TASK STATEMENT:
Skip the pictures. Copy all the rest of the records down exactly.

▼

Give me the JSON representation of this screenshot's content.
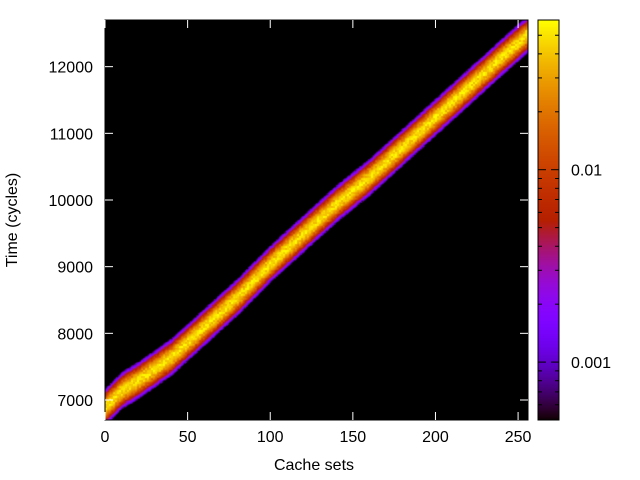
{
  "chart_data": {
    "type": "heatmap",
    "title": "",
    "xlabel": "Cache sets",
    "ylabel": "Time (cycles)",
    "xlim": [
      0,
      256
    ],
    "ylim": [
      6700,
      12700
    ],
    "x_ticks": [
      0,
      50,
      100,
      150,
      200,
      250
    ],
    "y_ticks": [
      7000,
      8000,
      9000,
      10000,
      11000,
      12000
    ],
    "colorbar": {
      "scale": "log",
      "range": [
        0.0005,
        0.06
      ],
      "ticks": [
        0.001,
        0.01
      ],
      "tick_labels": [
        "0.001",
        "0.01"
      ],
      "palette": "black-purple-red-orange-yellow",
      "background_color": "#000000"
    },
    "ridge": {
      "description_points_x": [
        0,
        10,
        20,
        40,
        60,
        80,
        100,
        120,
        140,
        160,
        180,
        200,
        220,
        240,
        256
      ],
      "description_points_y": [
        6900,
        7150,
        7300,
        7650,
        8100,
        8550,
        9050,
        9500,
        9950,
        10350,
        10800,
        11250,
        11700,
        12150,
        12500
      ],
      "peak_value": 0.05
    }
  }
}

▲

TASK SOLUTION:
Give me the JSON representation of this screenshot's content.
{
  "chart_data": {
    "type": "heatmap",
    "title": "",
    "xlabel": "Cache sets",
    "ylabel": "Time (cycles)",
    "xlim": [
      0,
      256
    ],
    "ylim": [
      6700,
      12700
    ],
    "x_ticks": [
      0,
      50,
      100,
      150,
      200,
      250
    ],
    "y_ticks": [
      7000,
      8000,
      9000,
      10000,
      11000,
      12000
    ],
    "colorbar": {
      "scale": "log",
      "range": [
        0.0005,
        0.06
      ],
      "ticks": [
        0.001,
        0.01
      ],
      "tick_labels": [
        "0.001",
        "0.01"
      ],
      "palette": "black-purple-red-orange-yellow",
      "background_color": "#000000"
    },
    "ridge": {
      "description_points_x": [
        0,
        10,
        20,
        40,
        60,
        80,
        100,
        120,
        140,
        160,
        180,
        200,
        220,
        240,
        256
      ],
      "description_points_y": [
        6900,
        7150,
        7300,
        7650,
        8100,
        8550,
        9050,
        9500,
        9950,
        10350,
        10800,
        11250,
        11700,
        12150,
        12500
      ],
      "peak_value": 0.05
    }
  }
}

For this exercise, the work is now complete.